-- start DATASET --

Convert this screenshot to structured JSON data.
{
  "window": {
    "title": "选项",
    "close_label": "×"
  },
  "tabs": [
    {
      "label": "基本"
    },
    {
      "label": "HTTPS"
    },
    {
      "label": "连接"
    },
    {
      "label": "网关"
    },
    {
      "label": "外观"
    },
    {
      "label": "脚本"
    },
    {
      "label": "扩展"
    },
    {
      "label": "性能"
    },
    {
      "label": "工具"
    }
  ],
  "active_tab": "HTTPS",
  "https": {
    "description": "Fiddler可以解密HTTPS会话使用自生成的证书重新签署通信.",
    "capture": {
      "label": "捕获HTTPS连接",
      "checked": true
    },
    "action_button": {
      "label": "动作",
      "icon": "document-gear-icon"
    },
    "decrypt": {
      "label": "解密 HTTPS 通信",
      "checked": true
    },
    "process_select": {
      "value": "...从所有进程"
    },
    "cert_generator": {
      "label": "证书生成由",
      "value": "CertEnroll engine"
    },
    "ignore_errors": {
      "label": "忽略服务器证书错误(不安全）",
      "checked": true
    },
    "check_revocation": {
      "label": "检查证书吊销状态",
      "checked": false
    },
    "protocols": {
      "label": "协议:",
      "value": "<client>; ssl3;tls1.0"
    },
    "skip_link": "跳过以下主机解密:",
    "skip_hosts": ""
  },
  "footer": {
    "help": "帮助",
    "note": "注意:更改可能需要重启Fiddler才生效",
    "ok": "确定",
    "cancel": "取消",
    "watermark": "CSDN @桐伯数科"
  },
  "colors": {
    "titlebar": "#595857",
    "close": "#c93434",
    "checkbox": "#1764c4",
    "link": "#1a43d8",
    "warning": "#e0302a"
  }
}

-- end DATASET --

* **WHAT YOU HAVE TO DO**: Write out every line exactly as it stands.

* **RESPONSE FOR THIS EXERCISE**:
Convert this screenshot to structured JSON data.
{
  "window": {
    "title": "选项",
    "close_label": "×"
  },
  "tabs": [
    {
      "label": "基本"
    },
    {
      "label": "HTTPS"
    },
    {
      "label": "连接"
    },
    {
      "label": "网关"
    },
    {
      "label": "外观"
    },
    {
      "label": "脚本"
    },
    {
      "label": "扩展"
    },
    {
      "label": "性能"
    },
    {
      "label": "工具"
    }
  ],
  "active_tab": "HTTPS",
  "https": {
    "description": "Fiddler可以解密HTTPS会话使用自生成的证书重新签署通信.",
    "capture": {
      "label": "捕获HTTPS连接",
      "checked": true
    },
    "action_button": {
      "label": "动作",
      "icon": "document-gear-icon"
    },
    "decrypt": {
      "label": "解密 HTTPS 通信",
      "checked": true
    },
    "process_select": {
      "value": "...从所有进程"
    },
    "cert_generator": {
      "label": "证书生成由",
      "value": "CertEnroll engine"
    },
    "ignore_errors": {
      "label": "忽略服务器证书错误(不安全）",
      "checked": true
    },
    "check_revocation": {
      "label": "检查证书吊销状态",
      "checked": false
    },
    "protocols": {
      "label": "协议:",
      "value": "<client>; ssl3;tls1.0"
    },
    "skip_link": "跳过以下主机解密:",
    "skip_hosts": ""
  },
  "footer": {
    "help": "帮助",
    "note": "注意:更改可能需要重启Fiddler才生效",
    "ok": "确定",
    "cancel": "取消",
    "watermark": "CSDN @桐伯数科"
  },
  "colors": {
    "titlebar": "#595857",
    "close": "#c93434",
    "checkbox": "#1764c4",
    "link": "#1a43d8",
    "warning": "#e0302a"
  }
}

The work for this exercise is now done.